"""
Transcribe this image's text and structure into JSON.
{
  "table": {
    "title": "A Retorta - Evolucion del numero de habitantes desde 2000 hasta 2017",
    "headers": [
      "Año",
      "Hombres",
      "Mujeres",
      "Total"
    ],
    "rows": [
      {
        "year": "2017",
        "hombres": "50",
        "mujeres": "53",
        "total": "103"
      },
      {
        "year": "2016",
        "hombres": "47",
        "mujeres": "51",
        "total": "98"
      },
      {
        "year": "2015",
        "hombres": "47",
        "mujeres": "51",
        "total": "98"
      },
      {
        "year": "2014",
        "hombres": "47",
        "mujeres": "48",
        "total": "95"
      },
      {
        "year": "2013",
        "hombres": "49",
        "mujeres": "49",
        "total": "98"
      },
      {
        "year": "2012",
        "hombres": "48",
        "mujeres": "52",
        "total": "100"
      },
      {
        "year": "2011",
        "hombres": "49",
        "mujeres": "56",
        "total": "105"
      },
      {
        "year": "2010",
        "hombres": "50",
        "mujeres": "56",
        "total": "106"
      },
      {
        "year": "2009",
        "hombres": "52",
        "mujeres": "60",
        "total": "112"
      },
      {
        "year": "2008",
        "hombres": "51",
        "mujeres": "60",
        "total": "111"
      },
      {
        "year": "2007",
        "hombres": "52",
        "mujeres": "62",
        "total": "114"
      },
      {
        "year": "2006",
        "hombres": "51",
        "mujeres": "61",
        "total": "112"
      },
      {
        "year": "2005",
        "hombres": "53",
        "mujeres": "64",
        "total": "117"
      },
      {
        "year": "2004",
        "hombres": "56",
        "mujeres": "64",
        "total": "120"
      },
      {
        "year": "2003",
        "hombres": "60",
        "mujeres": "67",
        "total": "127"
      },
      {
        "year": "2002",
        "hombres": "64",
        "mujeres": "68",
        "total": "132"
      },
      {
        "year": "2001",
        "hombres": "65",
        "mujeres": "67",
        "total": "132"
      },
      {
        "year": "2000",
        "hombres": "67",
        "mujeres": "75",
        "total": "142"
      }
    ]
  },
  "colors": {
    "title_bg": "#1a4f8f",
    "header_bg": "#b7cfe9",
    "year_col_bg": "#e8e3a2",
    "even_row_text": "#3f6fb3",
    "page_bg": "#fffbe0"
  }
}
"""
**Objective**:
Give the listing again, word for word.

**Completed task**:
Transcribe this image's text and structure into JSON.
{
  "table": {
    "title": "A Retorta - Evolucion del numero de habitantes desde 2000 hasta 2017",
    "headers": [
      "Año",
      "Hombres",
      "Mujeres",
      "Total"
    ],
    "rows": [
      {
        "year": "2017",
        "hombres": "50",
        "mujeres": "53",
        "total": "103"
      },
      {
        "year": "2016",
        "hombres": "47",
        "mujeres": "51",
        "total": "98"
      },
      {
        "year": "2015",
        "hombres": "47",
        "mujeres": "51",
        "total": "98"
      },
      {
        "year": "2014",
        "hombres": "47",
        "mujeres": "48",
        "total": "95"
      },
      {
        "year": "2013",
        "hombres": "49",
        "mujeres": "49",
        "total": "98"
      },
      {
        "year": "2012",
        "hombres": "48",
        "mujeres": "52",
        "total": "100"
      },
      {
        "year": "2011",
        "hombres": "49",
        "mujeres": "56",
        "total": "105"
      },
      {
        "year": "2010",
        "hombres": "50",
        "mujeres": "56",
        "total": "106"
      },
      {
        "year": "2009",
        "hombres": "52",
        "mujeres": "60",
        "total": "112"
      },
      {
        "year": "2008",
        "hombres": "51",
        "mujeres": "60",
        "total": "111"
      },
      {
        "year": "2007",
        "hombres": "52",
        "mujeres": "62",
        "total": "114"
      },
      {
        "year": "2006",
        "hombres": "51",
        "mujeres": "61",
        "total": "112"
      },
      {
        "year": "2005",
        "hombres": "53",
        "mujeres": "64",
        "total": "117"
      },
      {
        "year": "2004",
        "hombres": "56",
        "mujeres": "64",
        "total": "120"
      },
      {
        "year": "2003",
        "hombres": "60",
        "mujeres": "67",
        "total": "127"
      },
      {
        "year": "2002",
        "hombres": "64",
        "mujeres": "68",
        "total": "132"
      },
      {
        "year": "2001",
        "hombres": "65",
        "mujeres": "67",
        "total": "132"
      },
      {
        "year": "2000",
        "hombres": "67",
        "mujeres": "75",
        "total": "142"
      }
    ]
  },
  "colors": {
    "title_bg": "#1a4f8f",
    "header_bg": "#b7cfe9",
    "year_col_bg": "#e8e3a2",
    "even_row_text": "#3f6fb3",
    "page_bg": "#fffbe0"
  }
}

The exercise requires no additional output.